Retype the records that come next, word for word.

## Start Stored records

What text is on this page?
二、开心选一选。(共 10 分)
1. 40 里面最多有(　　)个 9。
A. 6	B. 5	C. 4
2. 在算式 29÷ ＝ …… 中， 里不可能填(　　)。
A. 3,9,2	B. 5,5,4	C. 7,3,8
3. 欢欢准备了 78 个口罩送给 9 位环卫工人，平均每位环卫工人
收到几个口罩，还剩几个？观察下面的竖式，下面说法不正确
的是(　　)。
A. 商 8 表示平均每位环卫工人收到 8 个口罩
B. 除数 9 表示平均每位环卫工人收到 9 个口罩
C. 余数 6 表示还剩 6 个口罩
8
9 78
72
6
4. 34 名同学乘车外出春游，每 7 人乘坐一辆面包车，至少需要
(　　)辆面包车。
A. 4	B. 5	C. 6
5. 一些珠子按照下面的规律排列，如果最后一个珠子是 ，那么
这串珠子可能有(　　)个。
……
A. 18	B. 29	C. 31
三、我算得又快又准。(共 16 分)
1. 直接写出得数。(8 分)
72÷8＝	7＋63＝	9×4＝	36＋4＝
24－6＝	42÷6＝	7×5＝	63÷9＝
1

## End Stored records

*Completed task:*
What text is on this page?
二、开心选一选。(共 10 分)
1. 40 里面最多有(　　)个 9。
A. 6	B. 5	C. 4
2. 在算式 29÷ ＝ …… 中， 里不可能填(　　)。
A. 3,9,2	B. 5,5,4	C. 7,3,8
3. 欢欢准备了 78 个口罩送给 9 位环卫工人，平均每位环卫工人
收到几个口罩，还剩几个？观察下面的竖式，下面说法不正确
的是(　　)。
A. 商 8 表示平均每位环卫工人收到 8 个口罩
B. 除数 9 表示平均每位环卫工人收到 9 个口罩
C. 余数 6 表示还剩 6 个口罩
8
9 78
72
6
4. 34 名同学乘车外出春游，每 7 人乘坐一辆面包车，至少需要
(　　)辆面包车。
A. 4	B. 5	C. 6
5. 一些珠子按照下面的规律排列，如果最后一个珠子是 ，那么
这串珠子可能有(　　)个。
……
A. 18	B. 29	C. 31
三、我算得又快又准。(共 16 分)
1. 直接写出得数。(8 分)
72÷8＝	7＋63＝	9×4＝	36＋4＝
24－6＝	42÷6＝	7×5＝	63÷9＝
1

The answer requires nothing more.